▶ Passage given
Re: Solr takes time to warm up core with huge data

Jörn Franke Fri, 05 Jun 2020 00:01:12 -0700

I think DIH is the wrong solution for this. If you do an external custom load 
you will be probably much faster.


You have too much JVM memory from my point of view. Reduce it to eight or 
similar.

It seems you are just exporting data so you are better off work the exporting 
handler.
Add docvalues to the fields for this. It looks like you have no text field to 
be searched but only simple fields (string, date etc).

 You should not use the normal handler to return many results at once. If you 
cannot use the Export handler then use cursors :

https://lucene.apache.org/solr/guide/8_4/pagination-of-results.html#using-cursors

Both work to sort large result sets without consuming the whole memory

> Am 05.06.2020 um 08:18 schrieb Srinivas Kashyap 
> <srini...@bamboorose.com.invalid>:
> 
> Thanks Shawn,
> 
> The filter queries are not complex. Below are the filter queries I’m running 
> for the corresponding schema entry:
> 
> q=*:*&fq=PARENT_DOC_ID:100&fq=MODIFY_TS:[1970-01-01T00:00:00Z TO 
> *]&fq=PHY_KEY2:"HQ012206"&fq=PHY_KEY1:"JACK"&rows=1000&sort=MODIFY_TS 
> desc,LOGICAL_SECT_NAME asc,TRACK_ID desc,TRACK_INTER_ID asc,PHY_KEY1 
> asc,PHY_KEY2 asc,PHY_KEY3 asc,PHY_KEY4 asc,PHY_KEY5 asc,PHY_KEY6 asc,PHY_KEY7 
> asc,PHY_KEY8 asc,PHY_KEY9 asc,PHY_KEY10 asc,FIELD_NAME asc
> 
> This was the original query. Since there were lot of sorting fields, we 
> decided to not do on the solr side, instead fetch the query response and do 
> the sorting outside solr. This eliminated the need of more JVM memory which 
> was allocated. Every time we ran this query, solr would crash exceeding the 
> JVM memory. Now we are only running filter queries.
> 
> And regarding the filter cache, it is in default setup: (we are using default 
> solrconfig.xml, and we have only added the request handler for DIH)
> 
> <filterCache class="solr.FastLRUCache"
>                 size="512"
>                 initialSize="512"
>                 autowarmCount="0"/>
> 
> Now that you’re aware of the size and numbers, can you please let me know 
> what values/size that I need to increase? Is there an advantage of moving 
> this single core to solr cloud? If yes, can you let us know, how many 
> shards/replica do we require for this core considering we allow it to grow as 
> users transact. The updates to this core is not thru DIH delta import rather, 
> we are using SolrJ to push the changes.
> 
> <schema.xml>
> <field name="PARENT_DOC_ID"

▶ Information shown
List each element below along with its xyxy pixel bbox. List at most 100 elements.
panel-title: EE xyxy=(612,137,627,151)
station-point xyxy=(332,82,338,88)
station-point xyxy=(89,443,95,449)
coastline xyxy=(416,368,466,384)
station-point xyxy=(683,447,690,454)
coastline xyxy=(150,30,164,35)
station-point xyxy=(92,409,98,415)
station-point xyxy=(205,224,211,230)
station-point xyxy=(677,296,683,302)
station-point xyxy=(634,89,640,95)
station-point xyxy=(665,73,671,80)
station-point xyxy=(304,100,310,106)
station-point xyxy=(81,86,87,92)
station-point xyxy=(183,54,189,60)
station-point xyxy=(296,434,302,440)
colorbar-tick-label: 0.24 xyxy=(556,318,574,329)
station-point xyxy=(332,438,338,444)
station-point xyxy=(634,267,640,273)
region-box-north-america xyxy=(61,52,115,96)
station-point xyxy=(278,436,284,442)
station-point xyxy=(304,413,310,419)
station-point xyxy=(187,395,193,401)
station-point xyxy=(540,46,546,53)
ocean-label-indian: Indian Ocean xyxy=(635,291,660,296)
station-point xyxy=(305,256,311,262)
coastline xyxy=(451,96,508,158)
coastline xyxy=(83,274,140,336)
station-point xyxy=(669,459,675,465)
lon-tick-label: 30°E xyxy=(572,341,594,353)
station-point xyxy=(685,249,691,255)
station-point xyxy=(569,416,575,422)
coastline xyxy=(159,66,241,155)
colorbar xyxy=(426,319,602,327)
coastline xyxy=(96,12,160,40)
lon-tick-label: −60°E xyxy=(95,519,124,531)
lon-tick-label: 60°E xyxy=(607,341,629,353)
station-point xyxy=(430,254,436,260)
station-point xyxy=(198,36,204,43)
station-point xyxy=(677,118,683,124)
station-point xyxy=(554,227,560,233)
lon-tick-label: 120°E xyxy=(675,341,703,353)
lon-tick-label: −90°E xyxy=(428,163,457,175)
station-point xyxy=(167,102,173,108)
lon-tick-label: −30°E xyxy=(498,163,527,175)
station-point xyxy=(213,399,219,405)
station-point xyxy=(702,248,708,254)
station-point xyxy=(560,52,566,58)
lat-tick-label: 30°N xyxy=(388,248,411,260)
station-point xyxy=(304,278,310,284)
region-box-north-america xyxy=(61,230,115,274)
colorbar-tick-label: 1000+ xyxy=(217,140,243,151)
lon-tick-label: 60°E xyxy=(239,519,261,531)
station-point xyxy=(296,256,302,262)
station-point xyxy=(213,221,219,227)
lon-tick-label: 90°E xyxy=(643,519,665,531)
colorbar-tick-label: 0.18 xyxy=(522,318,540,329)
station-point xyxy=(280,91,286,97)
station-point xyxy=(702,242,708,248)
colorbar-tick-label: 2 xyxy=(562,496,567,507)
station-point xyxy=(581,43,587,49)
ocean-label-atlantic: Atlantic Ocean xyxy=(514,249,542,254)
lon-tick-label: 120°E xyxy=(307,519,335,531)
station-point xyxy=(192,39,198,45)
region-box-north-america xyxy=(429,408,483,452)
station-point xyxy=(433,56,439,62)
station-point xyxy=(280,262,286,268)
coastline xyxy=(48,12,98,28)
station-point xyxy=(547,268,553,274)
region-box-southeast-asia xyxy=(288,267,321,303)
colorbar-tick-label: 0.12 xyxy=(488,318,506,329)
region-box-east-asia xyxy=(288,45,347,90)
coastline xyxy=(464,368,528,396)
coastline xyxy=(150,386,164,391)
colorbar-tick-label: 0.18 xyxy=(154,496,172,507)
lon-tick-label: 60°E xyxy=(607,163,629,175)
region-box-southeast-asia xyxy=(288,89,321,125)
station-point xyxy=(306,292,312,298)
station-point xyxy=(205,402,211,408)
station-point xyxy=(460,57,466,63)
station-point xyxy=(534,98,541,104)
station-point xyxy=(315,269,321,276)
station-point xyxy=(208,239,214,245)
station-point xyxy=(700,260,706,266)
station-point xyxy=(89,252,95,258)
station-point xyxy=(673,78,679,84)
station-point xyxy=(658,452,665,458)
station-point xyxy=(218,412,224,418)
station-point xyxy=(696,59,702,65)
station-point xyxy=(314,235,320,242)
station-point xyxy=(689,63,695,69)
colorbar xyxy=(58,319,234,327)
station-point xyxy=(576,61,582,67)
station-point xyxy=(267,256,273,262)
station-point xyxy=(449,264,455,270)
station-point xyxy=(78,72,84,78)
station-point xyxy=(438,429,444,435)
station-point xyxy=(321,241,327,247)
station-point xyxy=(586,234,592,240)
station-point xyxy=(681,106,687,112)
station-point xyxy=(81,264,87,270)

▶ Tasks to complete
1/ Repeat a section of the Solr thread word for word, starting at the words "Re: Solr takes" and stopping after "probably much faster.".
2/ According to the Solr thread, what is used to push updates to the core instead of a DIH delta import?
The lines are not needed for this work.

▶ Solved problems
1/
Re: Solr takes time to warm up core with huge data

Jörn Franke Fri, 05 Jun 2020 00:01:12 -0700

I think DIH is the wrong solution for this. If you do an external custom load 
you will be probably much faster.

2/ SolrJ